» **DO THIS**
Copy out every record precisely.
** start of ENTRIES PROVIDED **
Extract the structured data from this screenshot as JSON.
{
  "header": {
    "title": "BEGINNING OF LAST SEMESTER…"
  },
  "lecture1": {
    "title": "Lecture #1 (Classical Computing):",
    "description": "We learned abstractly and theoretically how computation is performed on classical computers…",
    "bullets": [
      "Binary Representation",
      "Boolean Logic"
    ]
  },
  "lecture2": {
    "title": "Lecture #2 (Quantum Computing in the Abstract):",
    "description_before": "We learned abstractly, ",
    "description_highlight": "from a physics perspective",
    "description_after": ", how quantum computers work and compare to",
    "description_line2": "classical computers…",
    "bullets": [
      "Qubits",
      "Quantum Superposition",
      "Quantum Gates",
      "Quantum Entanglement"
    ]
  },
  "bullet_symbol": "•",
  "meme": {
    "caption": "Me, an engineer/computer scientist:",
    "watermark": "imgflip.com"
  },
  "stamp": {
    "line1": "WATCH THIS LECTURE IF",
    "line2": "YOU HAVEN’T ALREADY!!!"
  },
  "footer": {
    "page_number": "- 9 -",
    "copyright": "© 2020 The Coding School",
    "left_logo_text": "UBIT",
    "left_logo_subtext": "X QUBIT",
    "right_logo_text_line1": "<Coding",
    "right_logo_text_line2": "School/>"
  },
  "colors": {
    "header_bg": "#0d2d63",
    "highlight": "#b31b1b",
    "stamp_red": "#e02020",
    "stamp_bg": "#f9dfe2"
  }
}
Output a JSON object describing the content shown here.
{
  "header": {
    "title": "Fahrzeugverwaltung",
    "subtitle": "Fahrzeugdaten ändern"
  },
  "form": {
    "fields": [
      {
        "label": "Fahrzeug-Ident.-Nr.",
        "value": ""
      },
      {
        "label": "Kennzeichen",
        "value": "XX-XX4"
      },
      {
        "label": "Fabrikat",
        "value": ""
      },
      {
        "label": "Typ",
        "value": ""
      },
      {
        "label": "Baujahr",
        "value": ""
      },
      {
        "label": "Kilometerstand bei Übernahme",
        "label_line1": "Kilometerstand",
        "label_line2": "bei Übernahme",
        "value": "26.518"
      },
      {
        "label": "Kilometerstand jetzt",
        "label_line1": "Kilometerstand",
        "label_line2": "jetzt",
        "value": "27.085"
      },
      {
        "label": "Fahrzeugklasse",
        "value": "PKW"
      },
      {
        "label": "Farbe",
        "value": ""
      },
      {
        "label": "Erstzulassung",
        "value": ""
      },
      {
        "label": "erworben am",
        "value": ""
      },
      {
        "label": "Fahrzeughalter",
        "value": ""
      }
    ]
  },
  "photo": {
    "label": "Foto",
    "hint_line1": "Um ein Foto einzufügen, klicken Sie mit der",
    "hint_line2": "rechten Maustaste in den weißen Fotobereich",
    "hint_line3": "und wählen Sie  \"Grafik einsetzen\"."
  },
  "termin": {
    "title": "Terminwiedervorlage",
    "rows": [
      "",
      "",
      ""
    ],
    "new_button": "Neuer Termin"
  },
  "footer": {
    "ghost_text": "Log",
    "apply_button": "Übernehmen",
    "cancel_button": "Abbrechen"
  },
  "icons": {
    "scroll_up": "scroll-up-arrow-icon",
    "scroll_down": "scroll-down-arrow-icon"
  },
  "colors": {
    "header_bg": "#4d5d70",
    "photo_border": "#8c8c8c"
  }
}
** end of ENTRIES PROVIDED **
» **RESULT**
Extract the structured data from this screenshot as JSON.
{
  "header": {
    "title": "BEGINNING OF LAST SEMESTER…"
  },
  "lecture1": {
    "title": "Lecture #1 (Classical Computing):",
    "description": "We learned abstractly and theoretically how computation is performed on classical computers…",
    "bullets": [
      "Binary Representation",
      "Boolean Logic"
    ]
  },
  "lecture2": {
    "title": "Lecture #2 (Quantum Computing in the Abstract):",
    "description_before": "We learned abstractly, ",
    "description_highlight": "from a physics perspective",
    "description_after": ", how quantum computers work and compare to",
    "description_line2": "classical computers…",
    "bullets": [
      "Qubits",
      "Quantum Superposition",
      "Quantum Gates",
      "Quantum Entanglement"
    ]
  },
  "bullet_symbol": "•",
  "meme": {
    "caption": "Me, an engineer/computer scientist:",
    "watermark": "imgflip.com"
  },
  "stamp": {
    "line1": "WATCH THIS LECTURE IF",
    "line2": "YOU HAVEN’T ALREADY!!!"
  },
  "footer": {
    "page_number": "- 9 -",
    "copyright": "© 2020 The Coding School",
    "left_logo_text": "UBIT",
    "left_logo_subtext": "X QUBIT",
    "right_logo_text_line1": "<Coding",
    "right_logo_text_line2": "School/>"
  },
  "colors": {
    "header_bg": "#0d2d63",
    "highlight": "#b31b1b",
    "stamp_red": "#e02020",
    "stamp_bg": "#f9dfe2"
  }
}
Output a JSON object describing the content shown here.
{
  "header": {
    "title": "Fahrzeugverwaltung",
    "subtitle": "Fahrzeugdaten ändern"
  },
  "form": {
    "fields": [
      {
        "label": "Fahrzeug-Ident.-Nr.",
        "value": ""
      },
      {
        "label": "Kennzeichen",
        "value": "XX-XX4"
      },
      {
        "label": "Fabrikat",
        "value": ""
      },
      {
        "label": "Typ",
        "value": ""
      },
      {
        "label": "Baujahr",
        "value": ""
      },
      {
        "label": "Kilometerstand bei Übernahme",
        "label_line1": "Kilometerstand",
        "label_line2": "bei Übernahme",
        "value": "26.518"
      },
      {
        "label": "Kilometerstand jetzt",
        "label_line1": "Kilometerstand",
        "label_line2": "jetzt",
        "value": "27.085"
      },
      {
        "label": "Fahrzeugklasse",
        "value": "PKW"
      },
      {
        "label": "Farbe",
        "value": ""
      },
      {
        "label": "Erstzulassung",
        "value": ""
      },
      {
        "label": "erworben am",
        "value": ""
      },
      {
        "label": "Fahrzeughalter",
        "value": ""
      }
    ]
  },
  "photo": {
    "label": "Foto",
    "hint_line1": "Um ein Foto einzufügen, klicken Sie mit der",
    "hint_line2": "rechten Maustaste in den weißen Fotobereich",
    "hint_line3": "und wählen Sie  \"Grafik einsetzen\"."
  },
  "termin": {
    "title": "Terminwiedervorlage",
    "rows": [
      "",
      "",
      ""
    ],
    "new_button": "Neuer Termin"
  },
  "footer": {
    "ghost_text": "Log",
    "apply_button": "Übernehmen",
    "cancel_button": "Abbrechen"
  },
  "icons": {
    "scroll_up": "scroll-up-arrow-icon",
    "scroll_down": "scroll-down-arrow-icon"
  },
  "colors": {
    "header_bg": "#4d5d70",
    "photo_border": "#8c8c8c"
  }
}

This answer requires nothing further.